[BEGIN Entries provided]
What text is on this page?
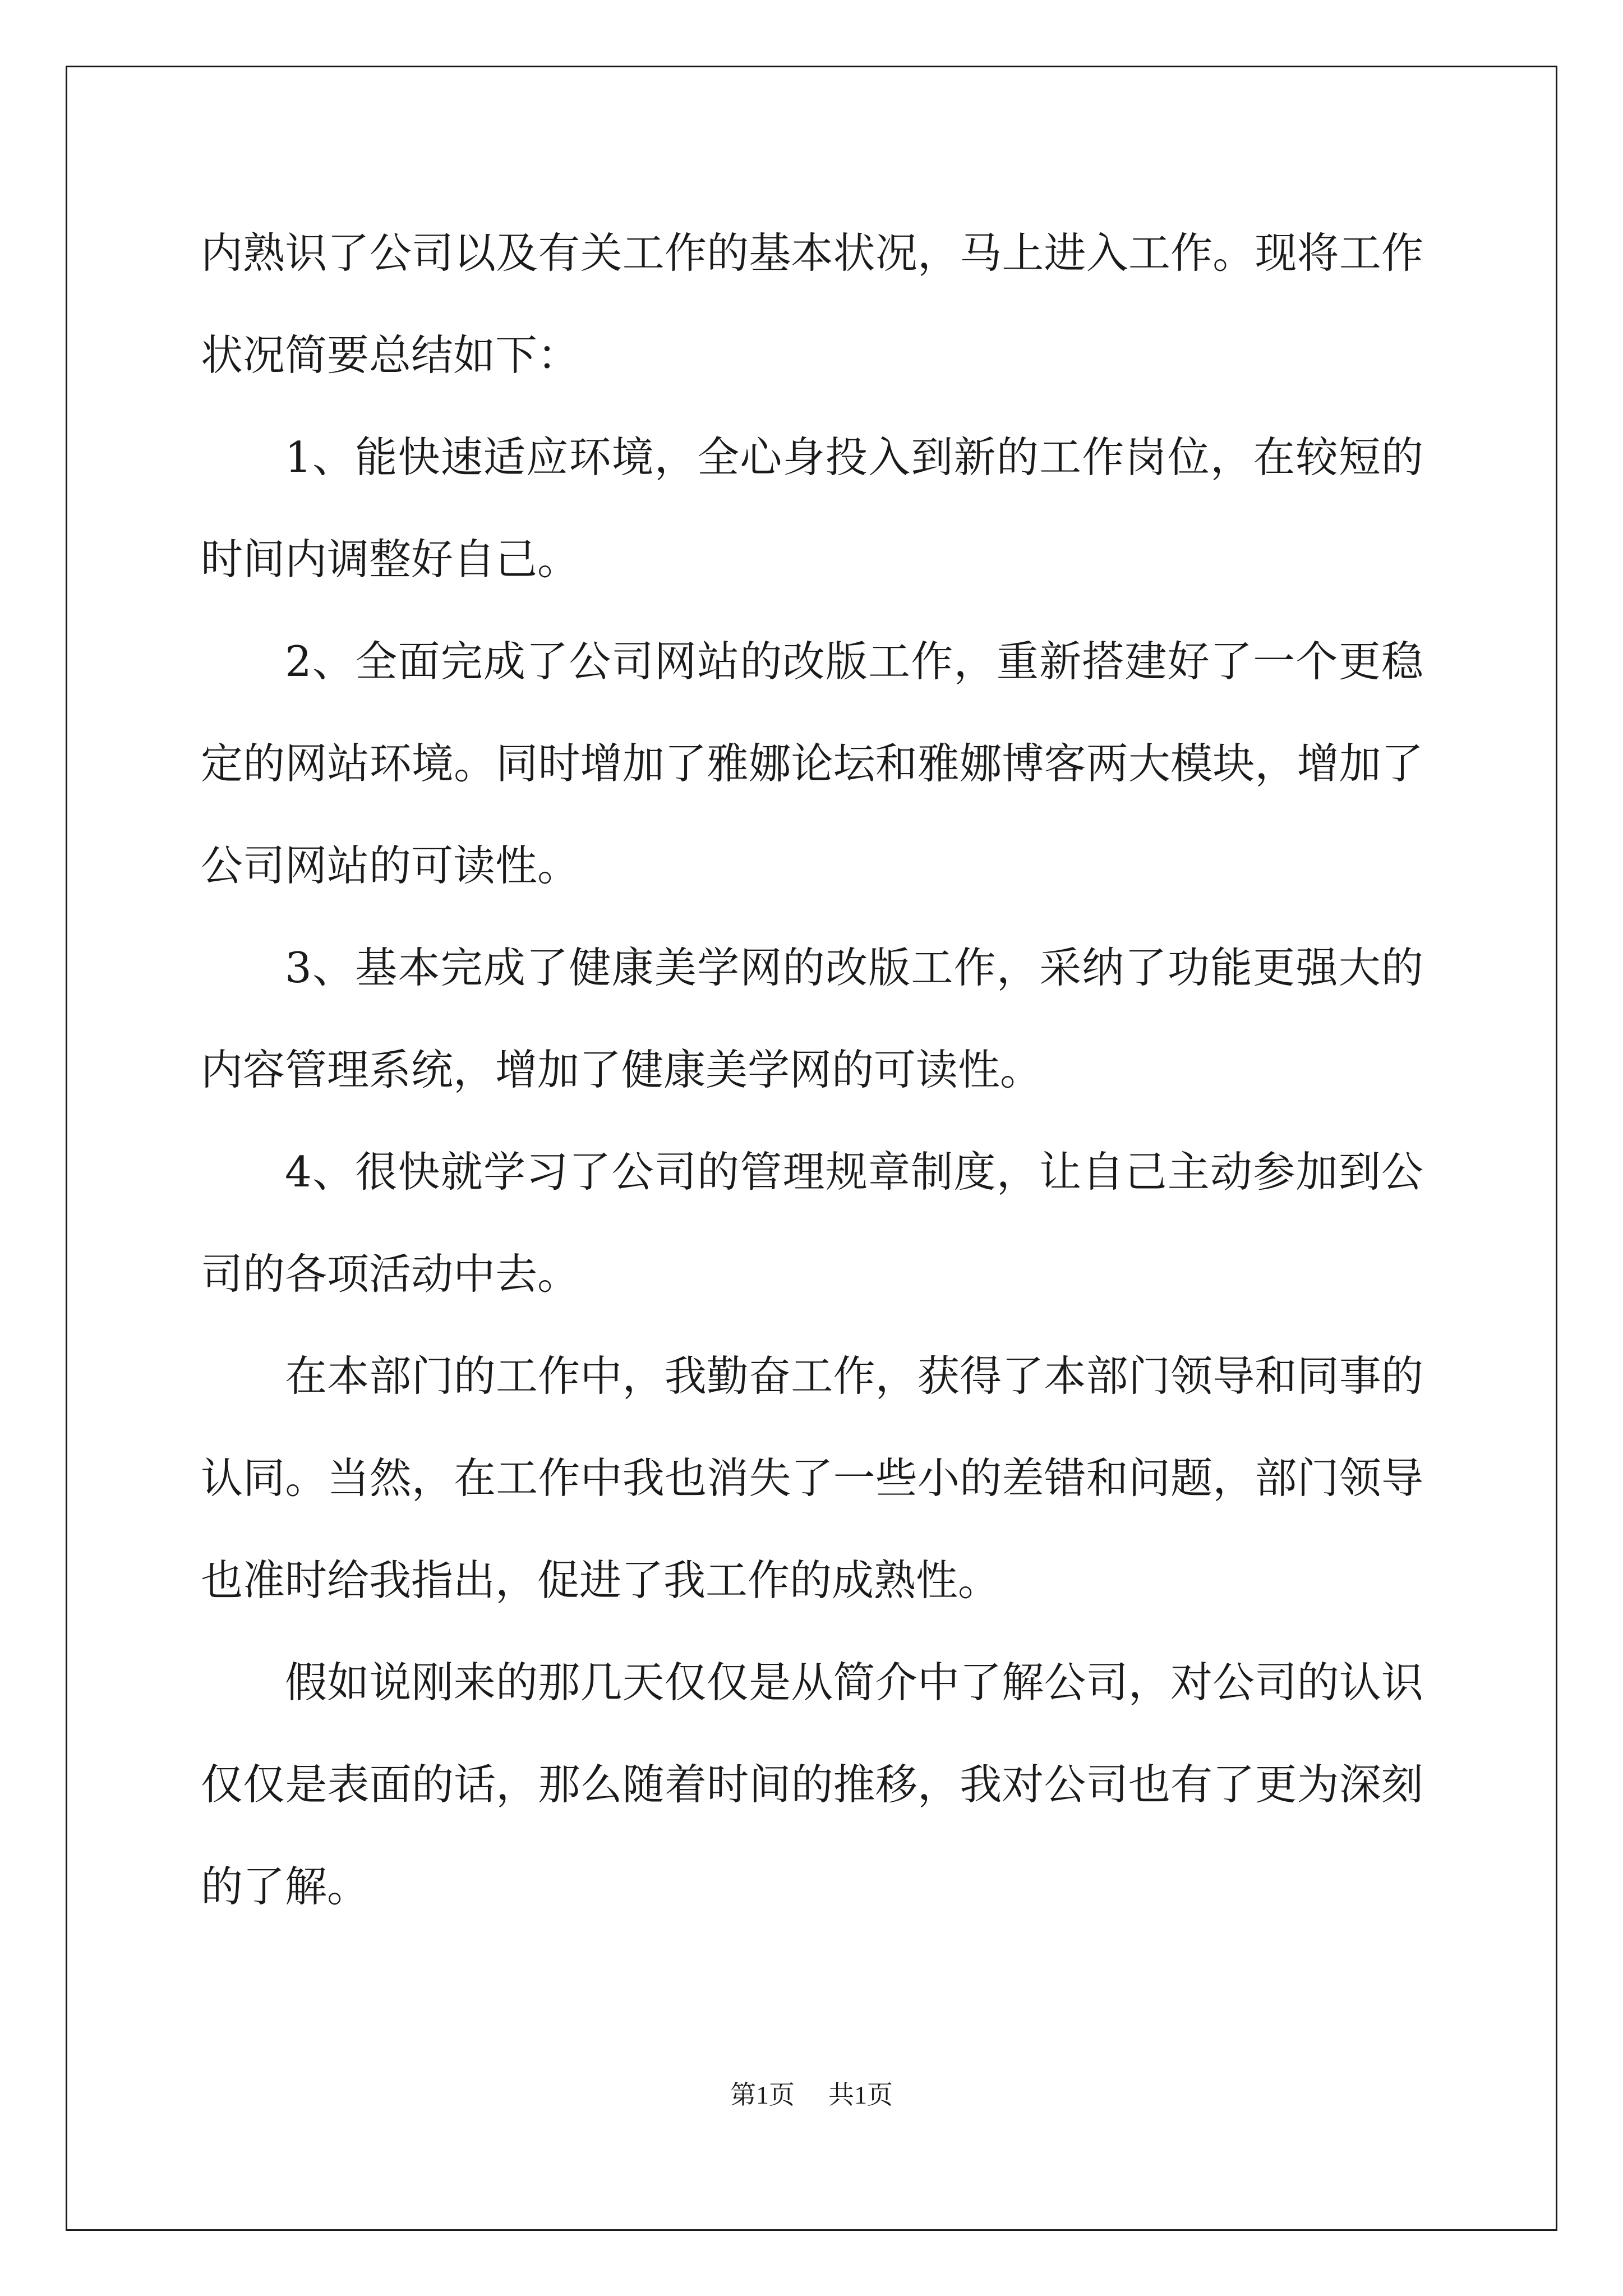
内熟识了公司以及有关工作的基本状况，马上进入工作。现将工作状况简要总结如下：

1、能快速适应环境，全心身投入到新的工作岗位，在较短的时间内调整好自己。

2、全面完成了公司网站的改版工作，重新搭建好了一个更稳定的网站环境。同时增加了雅娜论坛和雅娜博客两大模块，增加了公司网站的可读性。

3、基本完成了健康美学网的改版工作，采纳了功能更强大的内容管理系统，增加了健康美学网的可读性。

4、很快就学习了公司的管理规章制度，让自己主动参加到公司的各项活动中去。

在本部门的工作中，我勤奋工作，获得了本部门领导和同事的认同。当然，在工作中我也消失了一些小的差错和问题，部门领导也准时给我指出，促进了我工作的成熟性。

假如说刚来的那几天仅仅是从简介中了解公司，对公司的认识仅仅是表面的话，那么随着时间的推移，我对公司也有了更为深刻的了解。

第1页 共1页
[END Entries provided]
Exercise directions: Return the listing above word for word, with the pictures removed.

Written solution:
What text is on this page?
内熟识了公司以及有关工作的基本状况，马上进入工作。现将工作状况简要总结如下：

1、能快速适应环境，全心身投入到新的工作岗位，在较短的时间内调整好自己。

2、全面完成了公司网站的改版工作，重新搭建好了一个更稳定的网站环境。同时增加了雅娜论坛和雅娜博客两大模块，增加了公司网站的可读性。

3、基本完成了健康美学网的改版工作，采纳了功能更强大的内容管理系统，增加了健康美学网的可读性。

4、很快就学习了公司的管理规章制度，让自己主动参加到公司的各项活动中去。

在本部门的工作中，我勤奋工作，获得了本部门领导和同事的认同。当然，在工作中我也消失了一些小的差错和问题，部门领导也准时给我指出，促进了我工作的成熟性。

假如说刚来的那几天仅仅是从简介中了解公司，对公司的认识仅仅是表面的话，那么随着时间的推移，我对公司也有了更为深刻的了解。

第1页 共1页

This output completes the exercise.